# [Stored data entries]

☆ ☆ ☆ ☆ ☆

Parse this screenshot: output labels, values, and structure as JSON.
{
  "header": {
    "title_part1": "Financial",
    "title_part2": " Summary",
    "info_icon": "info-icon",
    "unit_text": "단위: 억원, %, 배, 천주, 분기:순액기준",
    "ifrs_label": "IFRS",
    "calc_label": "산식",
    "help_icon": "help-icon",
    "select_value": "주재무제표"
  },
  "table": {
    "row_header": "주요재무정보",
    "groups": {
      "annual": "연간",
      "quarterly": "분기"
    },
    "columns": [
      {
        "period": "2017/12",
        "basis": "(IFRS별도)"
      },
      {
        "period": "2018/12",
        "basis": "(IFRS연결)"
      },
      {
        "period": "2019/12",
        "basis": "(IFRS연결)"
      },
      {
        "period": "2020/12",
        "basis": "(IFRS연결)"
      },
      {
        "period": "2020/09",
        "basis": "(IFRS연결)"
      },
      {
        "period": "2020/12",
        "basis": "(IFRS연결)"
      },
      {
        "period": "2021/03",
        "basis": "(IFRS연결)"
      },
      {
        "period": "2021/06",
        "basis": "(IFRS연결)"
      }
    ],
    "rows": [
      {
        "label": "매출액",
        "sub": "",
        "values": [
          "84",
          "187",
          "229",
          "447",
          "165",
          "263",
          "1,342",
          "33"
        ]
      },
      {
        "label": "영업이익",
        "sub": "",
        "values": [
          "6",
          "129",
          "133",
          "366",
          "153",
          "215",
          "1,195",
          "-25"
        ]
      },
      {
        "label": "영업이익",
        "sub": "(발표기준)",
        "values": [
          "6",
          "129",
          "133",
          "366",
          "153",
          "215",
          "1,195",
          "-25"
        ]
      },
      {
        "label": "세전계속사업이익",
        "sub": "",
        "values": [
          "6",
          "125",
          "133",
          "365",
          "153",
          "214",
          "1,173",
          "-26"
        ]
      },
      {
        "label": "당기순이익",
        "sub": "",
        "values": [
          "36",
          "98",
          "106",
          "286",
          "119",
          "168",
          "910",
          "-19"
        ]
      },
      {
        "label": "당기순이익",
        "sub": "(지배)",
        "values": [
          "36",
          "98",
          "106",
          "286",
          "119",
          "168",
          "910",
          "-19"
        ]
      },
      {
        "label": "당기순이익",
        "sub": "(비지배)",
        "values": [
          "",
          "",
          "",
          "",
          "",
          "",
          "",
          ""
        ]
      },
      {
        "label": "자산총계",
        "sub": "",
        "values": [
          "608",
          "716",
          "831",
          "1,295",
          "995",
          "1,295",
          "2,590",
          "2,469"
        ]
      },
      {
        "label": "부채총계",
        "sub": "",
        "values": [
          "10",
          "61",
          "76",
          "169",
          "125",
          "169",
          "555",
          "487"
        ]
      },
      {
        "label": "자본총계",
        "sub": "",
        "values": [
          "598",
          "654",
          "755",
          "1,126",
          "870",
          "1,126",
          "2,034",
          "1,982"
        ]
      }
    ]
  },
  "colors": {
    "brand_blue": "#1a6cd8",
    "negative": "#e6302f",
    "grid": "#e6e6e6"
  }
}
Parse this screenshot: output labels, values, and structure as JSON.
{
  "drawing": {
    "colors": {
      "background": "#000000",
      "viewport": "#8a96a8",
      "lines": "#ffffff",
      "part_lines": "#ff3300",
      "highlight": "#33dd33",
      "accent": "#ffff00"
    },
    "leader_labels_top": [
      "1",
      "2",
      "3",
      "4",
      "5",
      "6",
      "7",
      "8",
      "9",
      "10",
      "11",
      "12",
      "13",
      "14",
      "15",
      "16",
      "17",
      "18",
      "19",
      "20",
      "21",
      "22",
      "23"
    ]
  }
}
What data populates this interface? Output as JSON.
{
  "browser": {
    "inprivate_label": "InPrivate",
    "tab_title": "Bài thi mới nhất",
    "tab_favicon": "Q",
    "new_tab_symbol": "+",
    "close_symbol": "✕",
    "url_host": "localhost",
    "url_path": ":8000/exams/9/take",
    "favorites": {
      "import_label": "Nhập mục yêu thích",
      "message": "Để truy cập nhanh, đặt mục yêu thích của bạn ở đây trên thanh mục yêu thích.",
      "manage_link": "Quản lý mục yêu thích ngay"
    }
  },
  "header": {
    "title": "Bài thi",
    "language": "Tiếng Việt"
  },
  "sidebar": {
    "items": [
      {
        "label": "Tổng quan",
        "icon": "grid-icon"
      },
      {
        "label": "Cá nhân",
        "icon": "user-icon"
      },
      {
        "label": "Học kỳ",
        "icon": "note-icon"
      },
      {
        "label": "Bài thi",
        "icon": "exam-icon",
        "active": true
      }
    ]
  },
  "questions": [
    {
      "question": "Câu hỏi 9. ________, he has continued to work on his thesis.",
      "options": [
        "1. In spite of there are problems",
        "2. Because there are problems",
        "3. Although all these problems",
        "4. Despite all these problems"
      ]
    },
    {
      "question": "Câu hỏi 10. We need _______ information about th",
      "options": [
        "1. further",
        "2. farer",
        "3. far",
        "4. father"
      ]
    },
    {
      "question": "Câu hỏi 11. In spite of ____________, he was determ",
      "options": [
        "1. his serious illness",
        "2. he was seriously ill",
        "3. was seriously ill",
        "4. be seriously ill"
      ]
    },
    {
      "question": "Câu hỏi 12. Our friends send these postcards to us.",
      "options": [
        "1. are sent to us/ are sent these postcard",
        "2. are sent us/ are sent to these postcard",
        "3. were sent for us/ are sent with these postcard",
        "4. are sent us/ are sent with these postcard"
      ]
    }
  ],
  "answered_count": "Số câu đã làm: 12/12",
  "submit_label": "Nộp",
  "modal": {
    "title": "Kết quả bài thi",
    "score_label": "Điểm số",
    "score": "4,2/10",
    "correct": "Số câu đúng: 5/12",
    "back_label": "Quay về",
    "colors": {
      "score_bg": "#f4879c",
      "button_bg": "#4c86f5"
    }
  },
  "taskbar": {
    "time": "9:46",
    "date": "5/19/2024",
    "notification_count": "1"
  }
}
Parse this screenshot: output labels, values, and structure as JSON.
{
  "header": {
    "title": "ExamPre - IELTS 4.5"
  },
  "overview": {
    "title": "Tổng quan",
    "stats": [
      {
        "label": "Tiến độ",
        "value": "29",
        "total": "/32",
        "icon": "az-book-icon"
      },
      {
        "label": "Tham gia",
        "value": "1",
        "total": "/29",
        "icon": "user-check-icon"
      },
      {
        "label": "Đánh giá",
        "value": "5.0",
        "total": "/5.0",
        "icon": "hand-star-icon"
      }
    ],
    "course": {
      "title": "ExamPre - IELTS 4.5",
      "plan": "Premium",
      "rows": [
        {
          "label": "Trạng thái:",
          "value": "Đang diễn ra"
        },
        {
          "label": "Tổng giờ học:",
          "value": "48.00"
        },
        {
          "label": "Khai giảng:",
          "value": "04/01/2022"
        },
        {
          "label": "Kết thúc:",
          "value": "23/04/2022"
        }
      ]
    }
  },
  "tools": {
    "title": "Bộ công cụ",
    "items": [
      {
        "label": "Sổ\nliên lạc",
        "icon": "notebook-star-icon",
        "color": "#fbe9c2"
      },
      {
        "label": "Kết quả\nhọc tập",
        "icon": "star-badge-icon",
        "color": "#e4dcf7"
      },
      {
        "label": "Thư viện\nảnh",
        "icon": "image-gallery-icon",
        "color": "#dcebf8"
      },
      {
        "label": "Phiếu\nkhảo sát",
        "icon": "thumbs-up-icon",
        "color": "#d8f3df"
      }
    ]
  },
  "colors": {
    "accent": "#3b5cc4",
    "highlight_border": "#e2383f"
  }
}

☆ ☆ ☆ ☆ ☆

# [What you are asked to do]
Return all the data exactly as given.

# [Written solution]
Parse this screenshot: output labels, values, and structure as JSON.
{
  "header": {
    "title_part1": "Financial",
    "title_part2": " Summary",
    "info_icon": "info-icon",
    "unit_text": "단위: 억원, %, 배, 천주, 분기:순액기준",
    "ifrs_label": "IFRS",
    "calc_label": "산식",
    "help_icon": "help-icon",
    "select_value": "주재무제표"
  },
  "table": {
    "row_header": "주요재무정보",
    "groups": {
      "annual": "연간",
      "quarterly": "분기"
    },
    "columns": [
      {
        "period": "2017/12",
        "basis": "(IFRS별도)"
      },
      {
        "period": "2018/12",
        "basis": "(IFRS연결)"
      },
      {
        "period": "2019/12",
        "basis": "(IFRS연결)"
      },
      {
        "period": "2020/12",
        "basis": "(IFRS연결)"
      },
      {
        "period": "2020/09",
        "basis": "(IFRS연결)"
      },
      {
        "period": "2020/12",
        "basis": "(IFRS연결)"
      },
      {
        "period": "2021/03",
        "basis": "(IFRS연결)"
      },
      {
        "period": "2021/06",
        "basis": "(IFRS연결)"
      }
    ],
    "rows": [
      {
        "label": "매출액",
        "sub": "",
        "values": [
          "84",
          "187",
          "229",
          "447",
          "165",
          "263",
          "1,342",
          "33"
        ]
      },
      {
        "label": "영업이익",
        "sub": "",
        "values": [
          "6",
          "129",
          "133",
          "366",
          "153",
          "215",
          "1,195",
          "-25"
        ]
      },
      {
        "label": "영업이익",
        "sub": "(발표기준)",
        "values": [
          "6",
          "129",
          "133",
          "366",
          "153",
          "215",
          "1,195",
          "-25"
        ]
      },
      {
        "label": "세전계속사업이익",
        "sub": "",
        "values": [
          "6",
          "125",
          "133",
          "365",
          "153",
          "214",
          "1,173",
          "-26"
        ]
      },
      {
        "label": "당기순이익",
        "sub": "",
        "values": [
          "36",
          "98",
          "106",
          "286",
          "119",
          "168",
          "910",
          "-19"
        ]
      },
      {
        "label": "당기순이익",
        "sub": "(지배)",
        "values": [
          "36",
          "98",
          "106",
          "286",
          "119",
          "168",
          "910",
          "-19"
        ]
      },
      {
        "label": "당기순이익",
        "sub": "(비지배)",
        "values": [
          "",
          "",
          "",
          "",
          "",
          "",
          "",
          ""
        ]
      },
      {
        "label": "자산총계",
        "sub": "",
        "values": [
          "608",
          "716",
          "831",
          "1,295",
          "995",
          "1,295",
          "2,590",
          "2,469"
        ]
      },
      {
        "label": "부채총계",
        "sub": "",
        "values": [
          "10",
          "61",
          "76",
          "169",
          "125",
          "169",
          "555",
          "487"
        ]
      },
      {
        "label": "자본총계",
        "sub": "",
        "values": [
          "598",
          "654",
          "755",
          "1,126",
          "870",
          "1,126",
          "2,034",
          "1,982"
        ]
      }
    ]
  },
  "colors": {
    "brand_blue": "#1a6cd8",
    "negative": "#e6302f",
    "grid": "#e6e6e6"
  }
}
Parse this screenshot: output labels, values, and structure as JSON.
{
  "drawing": {
    "colors": {
      "background": "#000000",
      "viewport": "#8a96a8",
      "lines": "#ffffff",
      "part_lines": "#ff3300",
      "highlight": "#33dd33",
      "accent": "#ffff00"
    },
    "leader_labels_top": [
      "1",
      "2",
      "3",
      "4",
      "5",
      "6",
      "7",
      "8",
      "9",
      "10",
      "11",
      "12",
      "13",
      "14",
      "15",
      "16",
      "17",
      "18",
      "19",
      "20",
      "21",
      "22",
      "23"
    ]
  }
}
What data populates this interface? Output as JSON.
{
  "browser": {
    "inprivate_label": "InPrivate",
    "tab_title": "Bài thi mới nhất",
    "tab_favicon": "Q",
    "new_tab_symbol": "+",
    "close_symbol": "✕",
    "url_host": "localhost",
    "url_path": ":8000/exams/9/take",
    "favorites": {
      "import_label": "Nhập mục yêu thích",
      "message": "Để truy cập nhanh, đặt mục yêu thích của bạn ở đây trên thanh mục yêu thích.",
      "manage_link": "Quản lý mục yêu thích ngay"
    }
  },
  "header": {
    "title": "Bài thi",
    "language": "Tiếng Việt"
  },
  "sidebar": {
    "items": [
      {
        "label": "Tổng quan",
        "icon": "grid-icon"
      },
      {
        "label": "Cá nhân",
        "icon": "user-icon"
      },
      {
        "label": "Học kỳ",
        "icon": "note-icon"
      },
      {
        "label": "Bài thi",
        "icon": "exam-icon",
        "active": true
      }
    ]
  },
  "questions": [
    {
      "question": "Câu hỏi 9. ________, he has continued to work on his thesis.",
      "options": [
        "1. In spite of there are problems",
        "2. Because there are problems",
        "3. Although all these problems",
        "4. Despite all these problems"
      ]
    },
    {
      "question": "Câu hỏi 10. We need _______ information about th",
      "options": [
        "1. further",
        "2. farer",
        "3. far",
        "4. father"
      ]
    },
    {
      "question": "Câu hỏi 11. In spite of ____________, he was determ",
      "options": [
        "1. his serious illness",
        "2. he was seriously ill",
        "3. was seriously ill",
        "4. be seriously ill"
      ]
    },
    {
      "question": "Câu hỏi 12. Our friends send these postcards to us.",
      "options": [
        "1. are sent to us/ are sent these postcard",
        "2. are sent us/ are sent to these postcard",
        "3. were sent for us/ are sent with these postcard",
        "4. are sent us/ are sent with these postcard"
      ]
    }
  ],
  "answered_count": "Số câu đã làm: 12/12",
  "submit_label": "Nộp",
  "modal": {
    "title": "Kết quả bài thi",
    "score_label": "Điểm số",
    "score": "4,2/10",
    "correct": "Số câu đúng: 5/12",
    "back_label": "Quay về",
    "colors": {
      "score_bg": "#f4879c",
      "button_bg": "#4c86f5"
    }
  },
  "taskbar": {
    "time": "9:46",
    "date": "5/19/2024",
    "notification_count": "1"
  }
}
Parse this screenshot: output labels, values, and structure as JSON.
{
  "header": {
    "title": "ExamPre - IELTS 4.5"
  },
  "overview": {
    "title": "Tổng quan",
    "stats": [
      {
        "label": "Tiến độ",
        "value": "29",
        "total": "/32",
        "icon": "az-book-icon"
      },
      {
        "label": "Tham gia",
        "value": "1",
        "total": "/29",
        "icon": "user-check-icon"
      },
      {
        "label": "Đánh giá",
        "value": "5.0",
        "total": "/5.0",
        "icon": "hand-star-icon"
      }
    ],
    "course": {
      "title": "ExamPre - IELTS 4.5",
      "plan": "Premium",
      "rows": [
        {
          "label": "Trạng thái:",
          "value": "Đang diễn ra"
        },
        {
          "label": "Tổng giờ học:",
          "value": "48.00"
        },
        {
          "label": "Khai giảng:",
          "value": "04/01/2022"
        },
        {
          "label": "Kết thúc:",
          "value": "23/04/2022"
        }
      ]
    }
  },
  "tools": {
    "title": "Bộ công cụ",
    "items": [
      {
        "label": "Sổ\nliên lạc",
        "icon": "notebook-star-icon",
        "color": "#fbe9c2"
      },
      {
        "label": "Kết quả\nhọc tập",
        "icon": "star-badge-icon",
        "color": "#e4dcf7"
      },
      {
        "label": "Thư viện\nảnh",
        "icon": "image-gallery-icon",
        "color": "#dcebf8"
      },
      {
        "label": "Phiếu\nkhảo sát",
        "icon": "thumbs-up-icon",
        "color": "#d8f3df"
      }
    ]
  },
  "colors": {
    "accent": "#3b5cc4",
    "highlight_border": "#e2383f"
  }
}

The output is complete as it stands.